=== TEXTO FORNECIDO ===
━━━━━━━━

Por Flávio Reis
Há sempre uma grande expectativa quanto a filmes de longas metragens produzidos na Bahia.
Durante a mostra de abertura do Festival, Cachoeira foi presenteada com mais uma obra que apresenta uma Bahia sem os tantos clichês que cercam os produzidos aqui. Pra começar, em vez de focar na religiosidade negra de Salvador, como pano de fundo para algum romance com ares eurocêntricos, Abaixo a gravidade, de Edgard Navarro, foca num senhor de idade que vive e convive com o sincretismo baiano. Isso seria algo muito normal, se o filme não começasse na Chapada Diamantina e abordasse temas como uma inevitável morte por uma doença terminal.
Um dos grandes feitos do filme envolve direção de arte e fotografia: um amarelo que remete solidão, uma plantação e templo budista que causam claustrofobia, e todo um trabalho de interligar as sutilezas presentes no roteiro em situações simples, como abrir a janela de um apartamento luxuoso e dar de cara com as discrepâncias sociais da capital baiana – sim, em um dado momento, o filme atravessa do centro do estado até Salvador.

━━━━━━━━

=== DADOS PARA ANÁLISE ===

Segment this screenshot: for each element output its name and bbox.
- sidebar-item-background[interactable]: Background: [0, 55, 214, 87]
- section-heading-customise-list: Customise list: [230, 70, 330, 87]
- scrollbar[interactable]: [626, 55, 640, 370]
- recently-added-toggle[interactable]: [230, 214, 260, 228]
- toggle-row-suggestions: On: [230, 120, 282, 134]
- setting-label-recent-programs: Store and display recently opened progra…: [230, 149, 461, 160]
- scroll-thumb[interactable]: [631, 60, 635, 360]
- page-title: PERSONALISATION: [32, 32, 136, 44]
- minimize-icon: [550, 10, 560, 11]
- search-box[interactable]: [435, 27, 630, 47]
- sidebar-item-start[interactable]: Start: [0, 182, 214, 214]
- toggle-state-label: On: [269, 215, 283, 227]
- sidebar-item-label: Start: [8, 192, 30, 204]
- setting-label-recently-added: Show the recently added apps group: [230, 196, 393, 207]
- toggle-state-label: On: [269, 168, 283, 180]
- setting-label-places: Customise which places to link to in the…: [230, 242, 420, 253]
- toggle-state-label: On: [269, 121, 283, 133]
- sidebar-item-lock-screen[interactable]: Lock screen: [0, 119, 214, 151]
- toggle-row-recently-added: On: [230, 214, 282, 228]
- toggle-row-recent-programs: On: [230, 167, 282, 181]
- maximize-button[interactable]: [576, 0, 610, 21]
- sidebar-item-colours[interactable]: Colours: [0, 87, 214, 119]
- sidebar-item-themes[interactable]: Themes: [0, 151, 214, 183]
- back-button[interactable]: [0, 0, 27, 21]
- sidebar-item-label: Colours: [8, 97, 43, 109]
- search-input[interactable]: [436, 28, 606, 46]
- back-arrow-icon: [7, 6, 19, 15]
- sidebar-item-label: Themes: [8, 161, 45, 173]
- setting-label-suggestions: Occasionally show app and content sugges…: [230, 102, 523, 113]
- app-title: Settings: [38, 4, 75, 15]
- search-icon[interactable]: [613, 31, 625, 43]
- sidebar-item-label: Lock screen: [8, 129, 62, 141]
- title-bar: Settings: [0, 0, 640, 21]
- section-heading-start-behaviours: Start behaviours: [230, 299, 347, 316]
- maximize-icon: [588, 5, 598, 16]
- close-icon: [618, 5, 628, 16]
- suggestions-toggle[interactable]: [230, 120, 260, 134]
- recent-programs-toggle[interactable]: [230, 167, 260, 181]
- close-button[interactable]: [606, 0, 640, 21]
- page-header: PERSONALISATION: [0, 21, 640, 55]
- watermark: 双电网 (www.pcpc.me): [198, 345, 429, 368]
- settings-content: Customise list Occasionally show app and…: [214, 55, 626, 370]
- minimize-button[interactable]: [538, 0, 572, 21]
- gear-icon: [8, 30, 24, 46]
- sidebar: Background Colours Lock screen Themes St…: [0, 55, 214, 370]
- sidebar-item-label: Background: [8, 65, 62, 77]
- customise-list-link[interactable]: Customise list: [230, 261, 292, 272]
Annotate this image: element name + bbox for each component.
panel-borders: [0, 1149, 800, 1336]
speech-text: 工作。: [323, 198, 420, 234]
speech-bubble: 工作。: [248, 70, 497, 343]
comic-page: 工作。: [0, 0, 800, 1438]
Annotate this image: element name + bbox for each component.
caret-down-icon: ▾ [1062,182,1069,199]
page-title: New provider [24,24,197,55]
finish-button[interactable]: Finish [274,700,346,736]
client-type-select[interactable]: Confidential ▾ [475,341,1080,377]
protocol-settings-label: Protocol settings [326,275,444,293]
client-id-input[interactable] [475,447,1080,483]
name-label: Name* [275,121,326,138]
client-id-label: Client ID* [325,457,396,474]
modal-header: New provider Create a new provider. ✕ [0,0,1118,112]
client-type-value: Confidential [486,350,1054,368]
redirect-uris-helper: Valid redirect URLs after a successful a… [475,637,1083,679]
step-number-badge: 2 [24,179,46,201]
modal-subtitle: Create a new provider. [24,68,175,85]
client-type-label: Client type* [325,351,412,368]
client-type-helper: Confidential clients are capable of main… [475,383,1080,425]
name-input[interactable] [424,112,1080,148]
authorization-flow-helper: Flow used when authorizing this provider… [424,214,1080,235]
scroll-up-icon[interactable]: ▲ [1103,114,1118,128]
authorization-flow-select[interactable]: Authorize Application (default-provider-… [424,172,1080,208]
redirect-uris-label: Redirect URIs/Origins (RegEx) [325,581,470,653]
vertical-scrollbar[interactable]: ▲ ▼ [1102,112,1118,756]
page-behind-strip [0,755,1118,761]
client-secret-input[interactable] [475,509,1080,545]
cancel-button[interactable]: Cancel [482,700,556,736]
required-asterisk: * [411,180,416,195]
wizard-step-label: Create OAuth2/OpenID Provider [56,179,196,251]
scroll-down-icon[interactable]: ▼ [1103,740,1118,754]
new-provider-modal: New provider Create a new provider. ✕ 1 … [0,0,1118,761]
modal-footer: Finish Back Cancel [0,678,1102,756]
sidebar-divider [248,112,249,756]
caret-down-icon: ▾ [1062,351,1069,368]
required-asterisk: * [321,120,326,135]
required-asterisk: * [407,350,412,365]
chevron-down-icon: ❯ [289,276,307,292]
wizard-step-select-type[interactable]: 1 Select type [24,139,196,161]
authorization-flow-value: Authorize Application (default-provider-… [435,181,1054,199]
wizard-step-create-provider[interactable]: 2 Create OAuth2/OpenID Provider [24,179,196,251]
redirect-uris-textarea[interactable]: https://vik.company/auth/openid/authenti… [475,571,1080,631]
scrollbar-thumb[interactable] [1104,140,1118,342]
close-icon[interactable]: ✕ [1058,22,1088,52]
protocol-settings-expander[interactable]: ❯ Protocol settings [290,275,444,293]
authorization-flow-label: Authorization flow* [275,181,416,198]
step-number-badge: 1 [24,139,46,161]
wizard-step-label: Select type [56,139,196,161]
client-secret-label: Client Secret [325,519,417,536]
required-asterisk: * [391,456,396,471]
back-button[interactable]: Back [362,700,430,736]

━━━━━━━━

=== ENUNCIADO 1 ===
Pode reescrever em forma de lista o parágrafo da resenha que começa com "Um dos grandes feitos", mantendo os fatos principais?
=== ENUNCIADO 2 ===
Pode reproduzir, sem alterações, tudo o que vai de "Um dos grandes" até "estado até Salvador." na resenha?
Os itens não são necessários para nenhuma tarefa.

=== RESOLUÇÃO 1 ===
- Um dos grandes feitos do filme está na direção de arte e na fotografia.
- Um amarelo remete à solidão.
- Uma plantação e um templo budista causam claustrofobia.
- As sutilezas do roteiro são interligadas a situações simples, como abrir a janela de um apartamento luxuoso e dar de cara com as discrepâncias sociais da capital baiana.
- Em dado momento, o filme atravessa do centro do estado até Salvador.

=== RESOLUÇÃO 2 ===
Um dos grandes feitos do filme envolve direção de arte e fotografia: um amarelo que remete solidão, uma plantação e templo budista que causam claustrofobia, e todo um trabalho de interligar as sutilezas presentes no roteiro em situações simples, como abrir a janela de um apartamento luxuoso e dar de cara com as discrepâncias sociais da capital baiana – sim, em um dado momento, o filme atravessa do centro do estado até Salvador.